*** Supplied records
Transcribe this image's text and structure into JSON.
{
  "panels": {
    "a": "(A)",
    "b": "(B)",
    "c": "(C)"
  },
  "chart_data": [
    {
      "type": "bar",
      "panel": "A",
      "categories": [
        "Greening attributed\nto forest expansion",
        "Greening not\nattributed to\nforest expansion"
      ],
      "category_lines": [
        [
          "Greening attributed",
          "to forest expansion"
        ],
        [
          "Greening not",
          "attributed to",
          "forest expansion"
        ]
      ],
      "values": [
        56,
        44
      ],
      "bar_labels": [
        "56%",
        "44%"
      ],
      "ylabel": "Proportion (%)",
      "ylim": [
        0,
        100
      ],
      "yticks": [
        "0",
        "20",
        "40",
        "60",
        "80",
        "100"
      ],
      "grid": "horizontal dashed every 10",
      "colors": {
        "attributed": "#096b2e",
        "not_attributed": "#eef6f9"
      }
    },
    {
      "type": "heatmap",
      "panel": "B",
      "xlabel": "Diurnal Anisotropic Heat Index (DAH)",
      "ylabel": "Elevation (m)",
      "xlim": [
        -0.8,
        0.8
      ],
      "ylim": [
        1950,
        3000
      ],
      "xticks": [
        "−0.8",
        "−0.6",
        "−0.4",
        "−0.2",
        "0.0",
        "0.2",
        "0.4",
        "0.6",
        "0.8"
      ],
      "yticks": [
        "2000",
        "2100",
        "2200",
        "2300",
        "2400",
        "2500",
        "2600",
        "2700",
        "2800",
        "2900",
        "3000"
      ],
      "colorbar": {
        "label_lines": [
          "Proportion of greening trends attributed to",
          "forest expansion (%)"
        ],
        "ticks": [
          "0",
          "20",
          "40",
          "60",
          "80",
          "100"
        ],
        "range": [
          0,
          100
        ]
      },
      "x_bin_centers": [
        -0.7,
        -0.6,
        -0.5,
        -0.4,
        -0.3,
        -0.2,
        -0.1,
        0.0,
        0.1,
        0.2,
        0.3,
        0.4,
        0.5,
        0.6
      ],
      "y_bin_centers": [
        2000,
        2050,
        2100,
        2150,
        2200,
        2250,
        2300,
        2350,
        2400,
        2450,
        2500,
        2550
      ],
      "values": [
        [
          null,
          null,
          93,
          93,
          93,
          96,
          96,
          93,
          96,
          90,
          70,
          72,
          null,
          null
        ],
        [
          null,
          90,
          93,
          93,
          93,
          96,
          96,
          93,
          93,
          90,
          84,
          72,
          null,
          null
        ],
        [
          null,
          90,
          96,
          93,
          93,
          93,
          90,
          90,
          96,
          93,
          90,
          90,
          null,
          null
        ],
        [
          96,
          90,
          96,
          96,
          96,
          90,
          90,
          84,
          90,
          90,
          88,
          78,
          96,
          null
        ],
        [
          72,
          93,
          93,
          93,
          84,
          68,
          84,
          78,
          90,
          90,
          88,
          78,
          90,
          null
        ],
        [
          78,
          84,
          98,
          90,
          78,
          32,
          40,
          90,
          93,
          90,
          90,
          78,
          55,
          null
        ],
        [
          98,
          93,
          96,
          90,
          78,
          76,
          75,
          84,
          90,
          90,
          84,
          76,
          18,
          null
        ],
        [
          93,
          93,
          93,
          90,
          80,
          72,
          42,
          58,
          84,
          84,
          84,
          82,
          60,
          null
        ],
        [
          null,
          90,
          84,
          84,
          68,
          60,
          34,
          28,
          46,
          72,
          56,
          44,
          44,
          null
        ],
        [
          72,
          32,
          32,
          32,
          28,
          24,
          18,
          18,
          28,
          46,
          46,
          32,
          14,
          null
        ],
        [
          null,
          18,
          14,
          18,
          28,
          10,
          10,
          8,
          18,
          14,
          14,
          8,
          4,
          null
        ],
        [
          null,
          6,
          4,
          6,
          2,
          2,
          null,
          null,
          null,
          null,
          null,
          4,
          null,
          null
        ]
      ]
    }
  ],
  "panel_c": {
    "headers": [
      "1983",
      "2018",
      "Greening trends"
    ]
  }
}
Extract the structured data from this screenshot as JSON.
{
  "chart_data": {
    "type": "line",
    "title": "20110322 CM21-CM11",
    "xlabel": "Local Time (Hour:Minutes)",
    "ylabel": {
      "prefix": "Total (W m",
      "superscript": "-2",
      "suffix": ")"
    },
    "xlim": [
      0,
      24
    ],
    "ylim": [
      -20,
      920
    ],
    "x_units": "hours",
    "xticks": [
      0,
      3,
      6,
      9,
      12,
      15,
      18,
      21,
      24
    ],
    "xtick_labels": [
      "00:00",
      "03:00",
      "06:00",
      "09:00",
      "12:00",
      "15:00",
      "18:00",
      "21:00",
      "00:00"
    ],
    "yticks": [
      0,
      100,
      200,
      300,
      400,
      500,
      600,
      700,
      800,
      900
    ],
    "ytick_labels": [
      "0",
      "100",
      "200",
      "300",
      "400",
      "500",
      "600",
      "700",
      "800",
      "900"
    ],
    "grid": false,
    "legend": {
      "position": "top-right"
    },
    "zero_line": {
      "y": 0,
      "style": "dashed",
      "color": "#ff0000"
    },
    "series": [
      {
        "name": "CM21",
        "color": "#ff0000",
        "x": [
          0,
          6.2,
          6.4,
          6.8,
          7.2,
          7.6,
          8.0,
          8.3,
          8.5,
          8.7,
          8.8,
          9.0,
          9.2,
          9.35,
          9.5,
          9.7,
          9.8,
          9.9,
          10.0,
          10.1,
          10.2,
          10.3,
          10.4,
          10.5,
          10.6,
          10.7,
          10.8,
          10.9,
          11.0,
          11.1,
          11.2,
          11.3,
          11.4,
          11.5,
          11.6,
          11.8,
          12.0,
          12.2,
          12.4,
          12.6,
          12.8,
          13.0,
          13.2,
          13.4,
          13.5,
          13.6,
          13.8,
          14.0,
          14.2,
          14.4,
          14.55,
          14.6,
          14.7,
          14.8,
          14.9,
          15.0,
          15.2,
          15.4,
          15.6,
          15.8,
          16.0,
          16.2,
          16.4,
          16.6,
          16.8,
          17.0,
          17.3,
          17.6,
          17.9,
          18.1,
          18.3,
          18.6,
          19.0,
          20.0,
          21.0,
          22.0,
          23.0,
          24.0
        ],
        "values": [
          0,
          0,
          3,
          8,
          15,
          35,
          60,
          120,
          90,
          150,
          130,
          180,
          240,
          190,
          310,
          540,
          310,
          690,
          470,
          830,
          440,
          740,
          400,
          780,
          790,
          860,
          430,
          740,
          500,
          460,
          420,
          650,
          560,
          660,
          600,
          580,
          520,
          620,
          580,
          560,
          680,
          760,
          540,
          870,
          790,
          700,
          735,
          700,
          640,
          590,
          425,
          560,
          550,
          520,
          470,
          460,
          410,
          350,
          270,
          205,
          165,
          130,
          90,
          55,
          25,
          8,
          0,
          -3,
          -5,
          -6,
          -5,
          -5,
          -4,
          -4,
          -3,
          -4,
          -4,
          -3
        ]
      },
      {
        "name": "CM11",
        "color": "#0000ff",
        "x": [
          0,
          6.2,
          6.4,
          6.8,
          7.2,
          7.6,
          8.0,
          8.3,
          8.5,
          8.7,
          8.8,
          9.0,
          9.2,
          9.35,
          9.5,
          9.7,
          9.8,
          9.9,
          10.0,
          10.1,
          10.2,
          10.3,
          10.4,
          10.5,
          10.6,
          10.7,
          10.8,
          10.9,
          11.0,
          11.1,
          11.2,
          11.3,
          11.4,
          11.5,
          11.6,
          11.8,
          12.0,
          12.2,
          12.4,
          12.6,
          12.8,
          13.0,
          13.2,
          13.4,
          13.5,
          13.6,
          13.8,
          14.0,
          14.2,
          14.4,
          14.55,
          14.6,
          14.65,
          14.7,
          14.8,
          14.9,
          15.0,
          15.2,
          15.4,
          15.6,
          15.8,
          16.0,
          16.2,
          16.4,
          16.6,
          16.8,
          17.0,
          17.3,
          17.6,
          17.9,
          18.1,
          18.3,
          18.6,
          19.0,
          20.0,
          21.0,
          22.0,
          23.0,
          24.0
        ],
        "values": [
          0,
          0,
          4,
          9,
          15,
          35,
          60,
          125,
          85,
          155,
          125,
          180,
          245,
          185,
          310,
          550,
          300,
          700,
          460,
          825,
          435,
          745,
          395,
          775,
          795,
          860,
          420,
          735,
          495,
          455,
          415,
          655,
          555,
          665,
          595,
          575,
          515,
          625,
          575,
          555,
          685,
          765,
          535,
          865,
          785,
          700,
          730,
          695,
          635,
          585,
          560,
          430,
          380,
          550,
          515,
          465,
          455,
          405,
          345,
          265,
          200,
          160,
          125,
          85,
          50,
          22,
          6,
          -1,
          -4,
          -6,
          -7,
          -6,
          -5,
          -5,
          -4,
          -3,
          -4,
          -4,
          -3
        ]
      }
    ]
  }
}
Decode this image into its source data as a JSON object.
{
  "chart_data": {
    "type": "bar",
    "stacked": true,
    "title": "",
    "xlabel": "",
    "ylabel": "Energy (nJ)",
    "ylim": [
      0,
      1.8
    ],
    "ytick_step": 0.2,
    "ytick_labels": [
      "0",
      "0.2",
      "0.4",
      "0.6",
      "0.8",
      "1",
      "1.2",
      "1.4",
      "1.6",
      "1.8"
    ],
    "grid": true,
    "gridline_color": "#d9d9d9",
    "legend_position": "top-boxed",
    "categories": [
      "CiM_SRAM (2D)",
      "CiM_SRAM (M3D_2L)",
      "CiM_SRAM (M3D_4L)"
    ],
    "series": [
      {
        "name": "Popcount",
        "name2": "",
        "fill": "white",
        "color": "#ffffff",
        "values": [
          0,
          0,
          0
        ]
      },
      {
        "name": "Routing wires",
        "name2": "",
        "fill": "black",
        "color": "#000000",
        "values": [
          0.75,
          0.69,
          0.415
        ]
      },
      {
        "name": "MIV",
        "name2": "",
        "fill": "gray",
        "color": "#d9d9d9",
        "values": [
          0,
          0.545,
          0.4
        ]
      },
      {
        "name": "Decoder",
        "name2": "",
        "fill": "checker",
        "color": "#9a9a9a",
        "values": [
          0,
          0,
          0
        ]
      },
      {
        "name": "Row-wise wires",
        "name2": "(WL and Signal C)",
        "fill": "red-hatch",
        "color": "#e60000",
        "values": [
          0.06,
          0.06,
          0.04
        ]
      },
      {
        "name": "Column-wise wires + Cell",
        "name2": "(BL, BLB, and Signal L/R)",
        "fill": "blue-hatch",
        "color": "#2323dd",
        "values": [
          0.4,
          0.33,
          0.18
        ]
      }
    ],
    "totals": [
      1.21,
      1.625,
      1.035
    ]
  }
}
******
• What to produce:
Find how many lines of the listing include the string "Proportion" and give that number, nothing else.

• Exercise result:
2